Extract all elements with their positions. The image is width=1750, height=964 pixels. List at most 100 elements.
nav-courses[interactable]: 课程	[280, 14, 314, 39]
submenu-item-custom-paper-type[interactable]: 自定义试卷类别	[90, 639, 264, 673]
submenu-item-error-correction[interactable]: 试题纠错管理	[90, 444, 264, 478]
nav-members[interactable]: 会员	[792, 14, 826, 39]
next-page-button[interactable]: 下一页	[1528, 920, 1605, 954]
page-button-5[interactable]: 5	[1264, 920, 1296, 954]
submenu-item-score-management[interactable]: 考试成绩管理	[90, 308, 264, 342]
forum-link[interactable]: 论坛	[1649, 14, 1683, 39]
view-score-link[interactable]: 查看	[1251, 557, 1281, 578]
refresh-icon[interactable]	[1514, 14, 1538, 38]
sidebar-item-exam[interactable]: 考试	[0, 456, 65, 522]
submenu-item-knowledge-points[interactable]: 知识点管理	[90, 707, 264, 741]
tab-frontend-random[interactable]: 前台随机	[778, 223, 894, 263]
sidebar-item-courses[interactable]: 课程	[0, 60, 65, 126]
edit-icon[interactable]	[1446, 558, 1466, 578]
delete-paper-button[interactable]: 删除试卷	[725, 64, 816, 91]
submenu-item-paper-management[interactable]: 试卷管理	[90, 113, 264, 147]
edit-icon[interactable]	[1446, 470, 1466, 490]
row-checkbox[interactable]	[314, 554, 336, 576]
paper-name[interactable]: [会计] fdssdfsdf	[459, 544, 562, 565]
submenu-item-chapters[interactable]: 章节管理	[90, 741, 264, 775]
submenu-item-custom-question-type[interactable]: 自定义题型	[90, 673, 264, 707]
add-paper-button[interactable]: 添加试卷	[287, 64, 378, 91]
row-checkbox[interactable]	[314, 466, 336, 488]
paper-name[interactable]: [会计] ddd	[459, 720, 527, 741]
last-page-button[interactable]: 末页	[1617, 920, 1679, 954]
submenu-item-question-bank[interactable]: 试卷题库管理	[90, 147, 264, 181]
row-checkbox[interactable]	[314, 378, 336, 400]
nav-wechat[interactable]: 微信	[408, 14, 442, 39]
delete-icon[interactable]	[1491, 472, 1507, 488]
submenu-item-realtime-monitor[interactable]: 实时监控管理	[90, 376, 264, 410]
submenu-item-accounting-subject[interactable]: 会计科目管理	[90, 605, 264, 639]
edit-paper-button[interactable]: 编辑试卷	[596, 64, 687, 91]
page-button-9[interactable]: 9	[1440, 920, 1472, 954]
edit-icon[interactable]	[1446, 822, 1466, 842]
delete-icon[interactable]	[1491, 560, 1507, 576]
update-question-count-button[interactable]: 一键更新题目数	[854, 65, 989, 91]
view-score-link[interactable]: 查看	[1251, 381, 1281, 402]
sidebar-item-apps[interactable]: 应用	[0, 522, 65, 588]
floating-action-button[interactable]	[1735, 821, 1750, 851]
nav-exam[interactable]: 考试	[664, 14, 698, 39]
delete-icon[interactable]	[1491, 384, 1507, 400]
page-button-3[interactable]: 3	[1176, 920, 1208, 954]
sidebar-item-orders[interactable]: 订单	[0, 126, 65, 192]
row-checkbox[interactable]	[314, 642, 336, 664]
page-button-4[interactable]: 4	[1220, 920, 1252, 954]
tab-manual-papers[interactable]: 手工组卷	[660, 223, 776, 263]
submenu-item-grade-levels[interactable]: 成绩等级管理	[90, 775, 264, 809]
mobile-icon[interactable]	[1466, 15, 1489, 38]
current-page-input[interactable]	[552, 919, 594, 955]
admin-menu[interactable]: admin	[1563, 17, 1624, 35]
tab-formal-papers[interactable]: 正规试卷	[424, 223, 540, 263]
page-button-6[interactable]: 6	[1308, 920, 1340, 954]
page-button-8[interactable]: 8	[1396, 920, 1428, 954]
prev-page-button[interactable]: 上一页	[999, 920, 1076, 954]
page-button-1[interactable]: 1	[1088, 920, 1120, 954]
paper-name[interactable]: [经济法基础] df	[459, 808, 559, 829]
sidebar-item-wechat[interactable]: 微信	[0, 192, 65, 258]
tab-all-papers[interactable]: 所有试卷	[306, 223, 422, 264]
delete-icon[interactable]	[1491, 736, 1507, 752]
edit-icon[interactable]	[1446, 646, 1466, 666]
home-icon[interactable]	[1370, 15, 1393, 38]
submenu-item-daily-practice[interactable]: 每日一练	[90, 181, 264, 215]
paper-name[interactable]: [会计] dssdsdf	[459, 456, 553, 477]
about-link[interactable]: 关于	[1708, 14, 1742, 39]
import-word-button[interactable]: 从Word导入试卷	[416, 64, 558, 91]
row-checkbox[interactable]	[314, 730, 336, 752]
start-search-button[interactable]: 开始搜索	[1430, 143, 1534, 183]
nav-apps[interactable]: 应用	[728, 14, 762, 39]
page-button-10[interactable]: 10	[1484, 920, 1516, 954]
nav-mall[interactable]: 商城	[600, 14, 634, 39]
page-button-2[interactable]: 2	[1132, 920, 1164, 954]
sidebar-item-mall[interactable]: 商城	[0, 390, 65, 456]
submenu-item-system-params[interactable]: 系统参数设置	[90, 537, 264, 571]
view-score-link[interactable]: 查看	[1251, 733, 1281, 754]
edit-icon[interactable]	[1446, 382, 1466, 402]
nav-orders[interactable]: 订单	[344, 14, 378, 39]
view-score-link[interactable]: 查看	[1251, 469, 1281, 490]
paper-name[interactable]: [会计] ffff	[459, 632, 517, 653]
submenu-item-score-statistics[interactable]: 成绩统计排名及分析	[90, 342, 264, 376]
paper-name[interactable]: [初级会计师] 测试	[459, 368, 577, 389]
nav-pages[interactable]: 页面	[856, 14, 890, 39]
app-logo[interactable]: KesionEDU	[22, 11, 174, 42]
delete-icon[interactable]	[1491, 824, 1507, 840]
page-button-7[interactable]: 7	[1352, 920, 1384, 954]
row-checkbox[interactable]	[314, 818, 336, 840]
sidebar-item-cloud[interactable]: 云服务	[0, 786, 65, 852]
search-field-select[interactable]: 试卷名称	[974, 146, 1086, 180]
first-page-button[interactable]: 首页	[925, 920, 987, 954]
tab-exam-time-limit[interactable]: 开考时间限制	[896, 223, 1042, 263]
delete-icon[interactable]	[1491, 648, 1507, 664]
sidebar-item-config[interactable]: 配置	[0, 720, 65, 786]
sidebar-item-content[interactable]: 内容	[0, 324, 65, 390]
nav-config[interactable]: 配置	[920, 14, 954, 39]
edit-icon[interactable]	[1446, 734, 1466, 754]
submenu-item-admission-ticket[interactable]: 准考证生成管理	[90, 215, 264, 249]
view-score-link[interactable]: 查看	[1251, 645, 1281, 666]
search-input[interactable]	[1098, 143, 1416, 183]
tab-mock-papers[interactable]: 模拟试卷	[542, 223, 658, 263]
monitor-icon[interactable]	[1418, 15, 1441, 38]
********************
Rewrite the material from its first line through the line containing "707, 264, 741]", putting "clickable" wherever "interactable" appears and leaving everything else as it is.

## [CORRECT RESPONSE]
Extract all elements with their positions. The image is width=1750, height=964 pixels. List at most 100 elements.
nav-courses[clickable]: 课程	[280, 14, 314, 39]
submenu-item-custom-paper-type[clickable]: 自定义试卷类别	[90, 639, 264, 673]
submenu-item-error-correction[clickable]: 试题纠错管理	[90, 444, 264, 478]
nav-members[clickable]: 会员	[792, 14, 826, 39]
next-page-button[clickable]: 下一页	[1528, 920, 1605, 954]
page-button-5[clickable]: 5	[1264, 920, 1296, 954]
submenu-item-score-management[clickable]: 考试成绩管理	[90, 308, 264, 342]
forum-link[clickable]: 论坛	[1649, 14, 1683, 39]
view-score-link[clickable]: 查看	[1251, 557, 1281, 578]
refresh-icon[clickable]	[1514, 14, 1538, 38]
sidebar-item-exam[clickable]: 考试	[0, 456, 65, 522]
submenu-item-knowledge-points[clickable]: 知识点管理	[90, 707, 264, 741]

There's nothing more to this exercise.